## Task goal
Your task is to copy the listing exactly, with the pictures left out.

## begin

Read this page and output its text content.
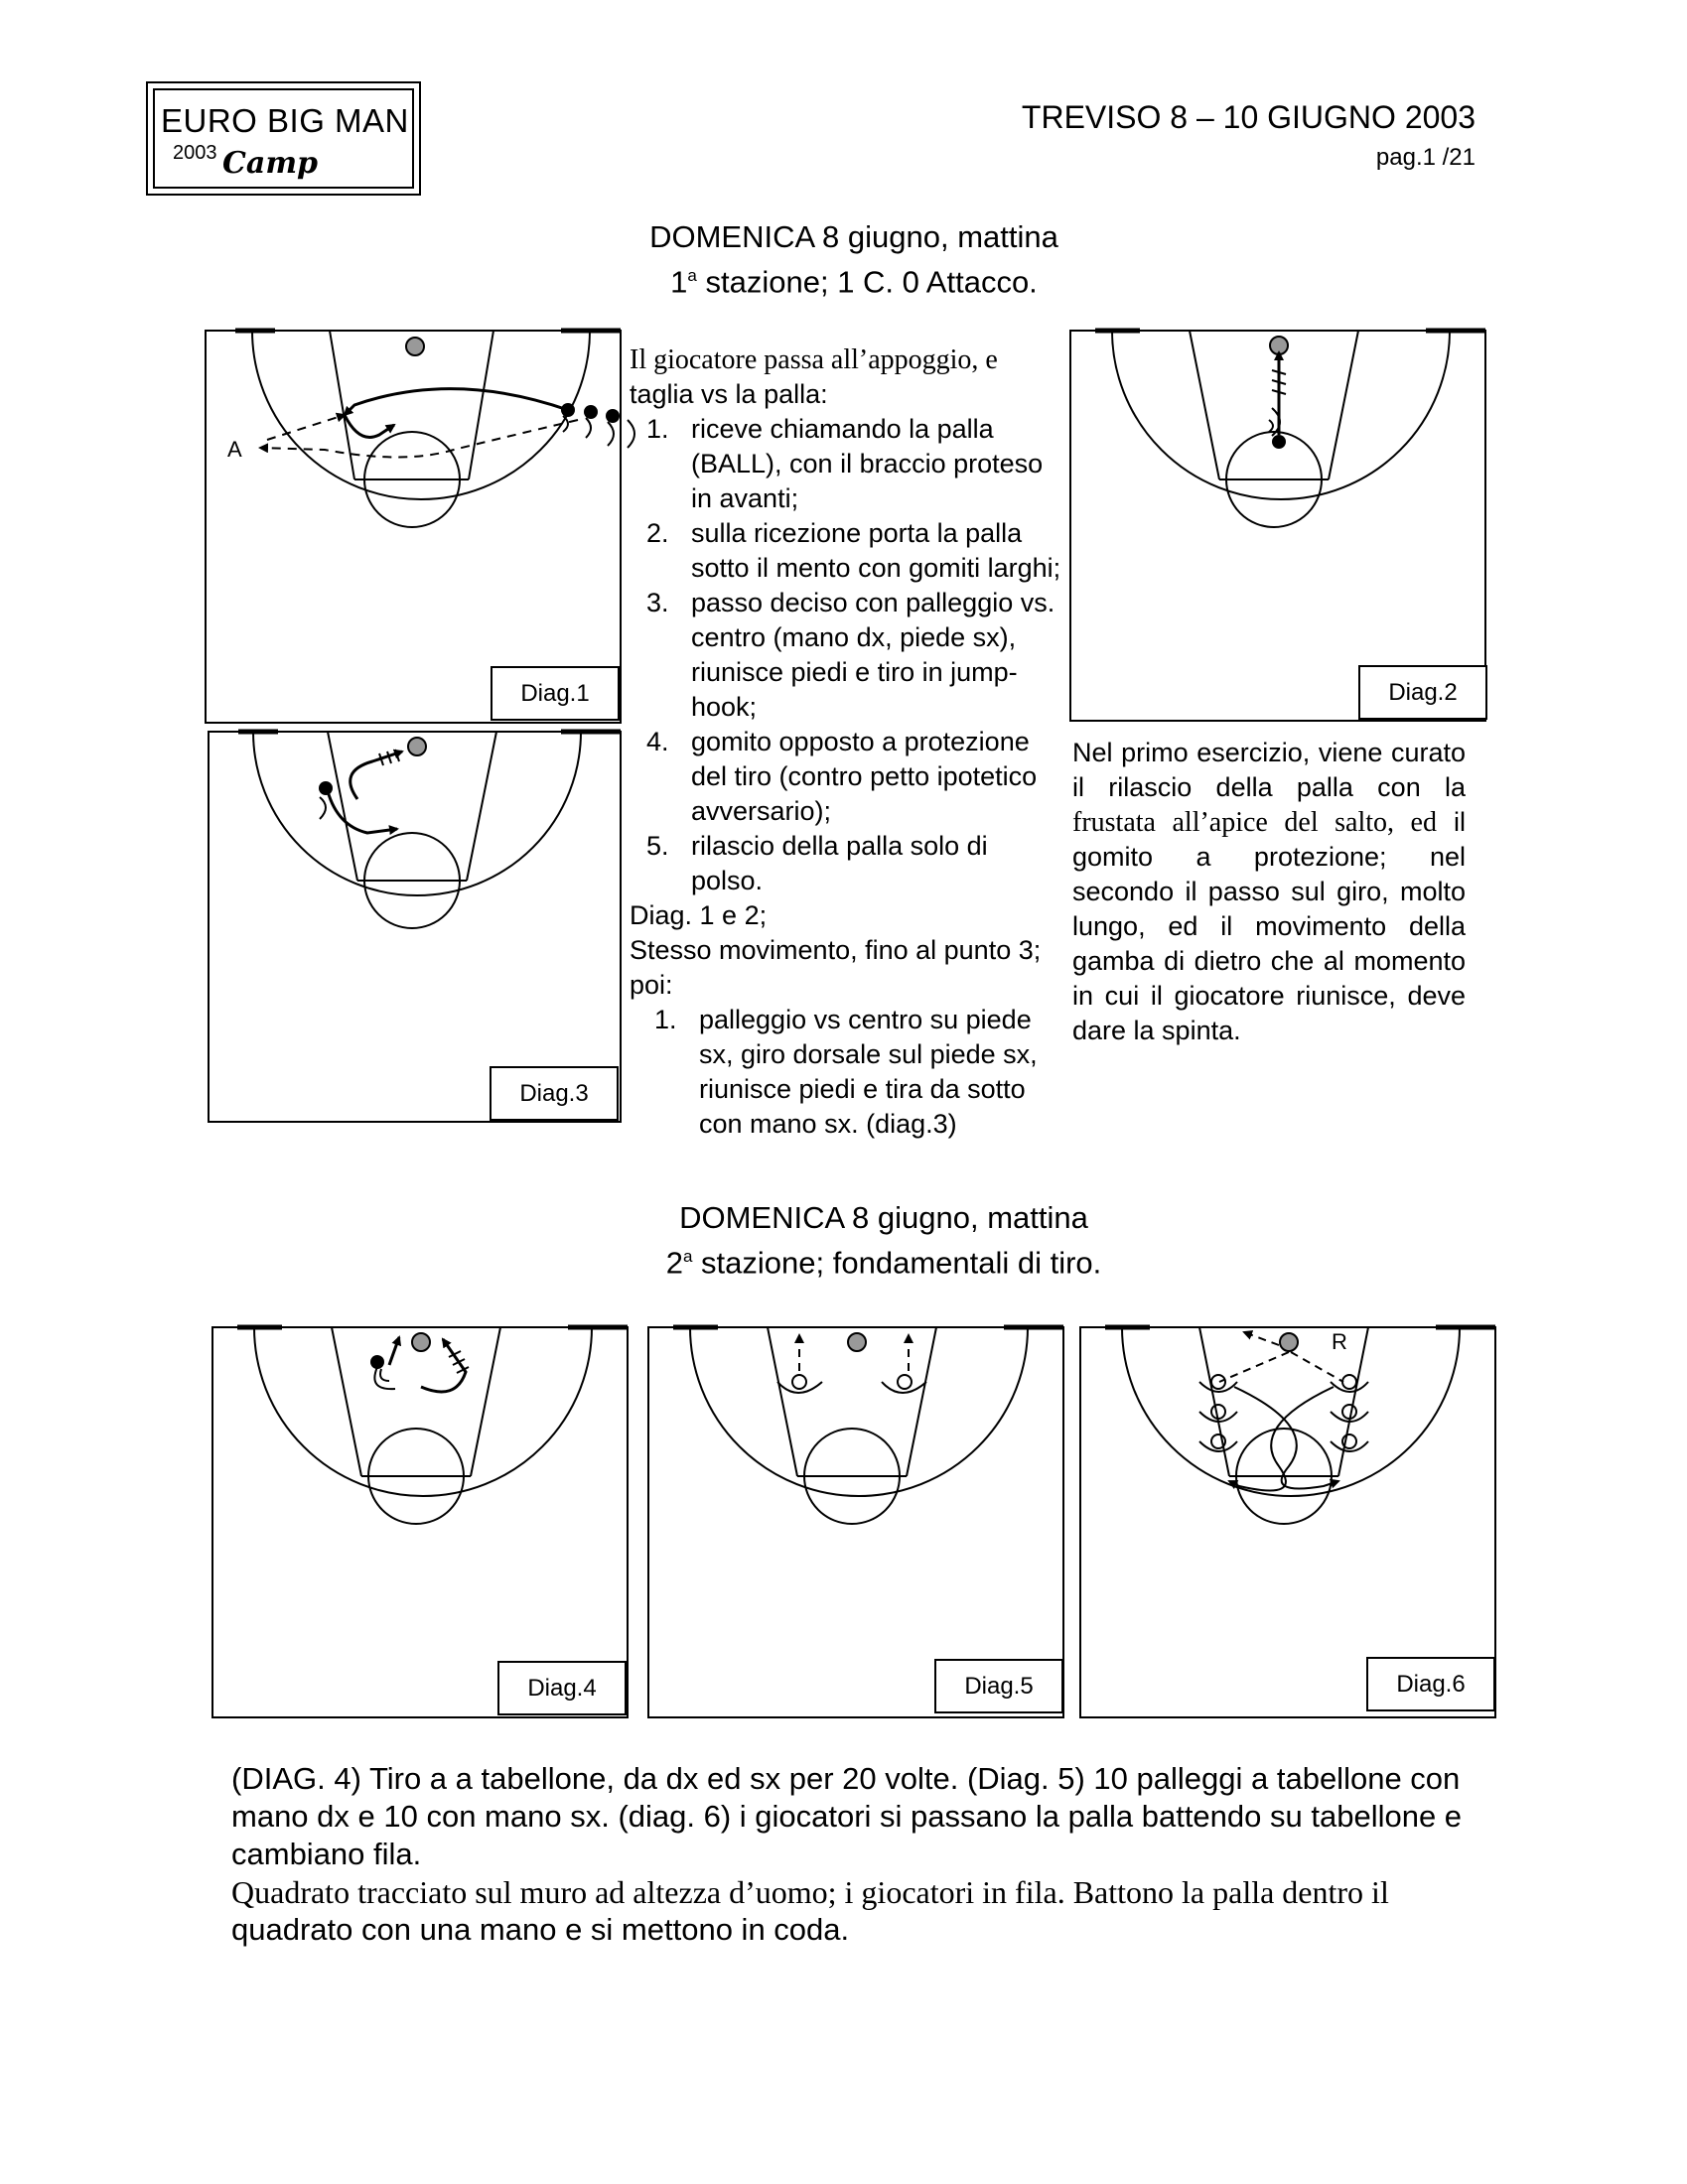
EURO BIG MAN
2003 Camp
TREVISO 8 – 10 GIUGNO 2003
pag.1 /21
DOMENICA 8 giugno, mattina
1$^a$ stazione; 1 C. 0 Attacco.
A
Diag.1
Diag.3
Diag.2
Il giocatore passa all’appoggio, e
taglia vs la palla:
1. riceve chiamando la palla (BALL), con il braccio proteso in avanti;
2. sulla ricezione porta la palla sotto il mento con gomiti larghi;
3. passo deciso con palleggio vs. centro (mano dx, piede sx), riunisce piedi e tiro in jump-hook;
4. gomito opposto a protezione del tiro (contro petto ipotetico avversario);
5. rilascio della palla solo di polso.
Diag. 1 e 2;
Stesso movimento, fino al punto 3;
poi:
1. palleggio vs centro su piede sx, giro dorsale sul piede sx, riunisce piedi e tira da sotto con mano sx. (diag.3)
Nel primo esercizio, viene curato il rilascio della palla con la frustata all’apice del salto, ed il gomito a protezione; nel secondo il passo sul giro, molto lungo, ed il movimento della gamba di dietro che al momento in cui il giocatore riunisce, deve dare la spinta.
DOMENICA 8 giugno, mattina
2$^a$ stazione; fondamentali di tiro.
Diag.4	Diag.5
R
Diag.6
(DIAG. 4) Tiro a a tabellone, da dx ed sx per 20 volte. (Diag. 5) 10 palleggi a tabellone con mano dx e 10 con mano sx. (diag. 6) i giocatori si passano la palla battendo su tabellone e cambiano fila.
Quadrato tracciato sul muro ad altezza d’uomo; i giocatori in fila. Battono la palla dentro il
quadrato con una mano e si mettono in coda.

## end

## Result of the exercise
Read this page and output its text content.
EURO BIG MAN
2003 Camp
TREVISO 8 – 10 GIUGNO 2003
pag.1 /21
DOMENICA 8 giugno, mattina
1$^a$ stazione; 1 C. 0 Attacco.
A
Diag.1
Diag.3
Diag.2
Il giocatore passa all’appoggio, e
taglia vs la palla:
1. riceve chiamando la palla (BALL), con il braccio proteso in avanti;
2. sulla ricezione porta la palla sotto il mento con gomiti larghi;
3. passo deciso con palleggio vs. centro (mano dx, piede sx), riunisce piedi e tiro in jump-hook;
4. gomito opposto a protezione del tiro (contro petto ipotetico avversario);
5. rilascio della palla solo di polso.
Diag. 1 e 2;
Stesso movimento, fino al punto 3;
poi:
1. palleggio vs centro su piede sx, giro dorsale sul piede sx, riunisce piedi e tira da sotto con mano sx. (diag.3)
Nel primo esercizio, viene curato il rilascio della palla con la frustata all’apice del salto, ed il gomito a protezione; nel secondo il passo sul giro, molto lungo, ed il movimento della gamba di dietro che al momento in cui il giocatore riunisce, deve dare la spinta.
DOMENICA 8 giugno, mattina
2$^a$ stazione; fondamentali di tiro.
Diag.4	Diag.5
R
Diag.6
(DIAG. 4) Tiro a a tabellone, da dx ed sx per 20 volte. (Diag. 5) 10 palleggi a tabellone con mano dx e 10 con mano sx. (diag. 6) i giocatori si passano la palla battendo su tabellone e cambiano fila.
Quadrato tracciato sul muro ad altezza d’uomo; i giocatori in fila. Battono la palla dentro il
quadrato con una mano e si mettono in coda.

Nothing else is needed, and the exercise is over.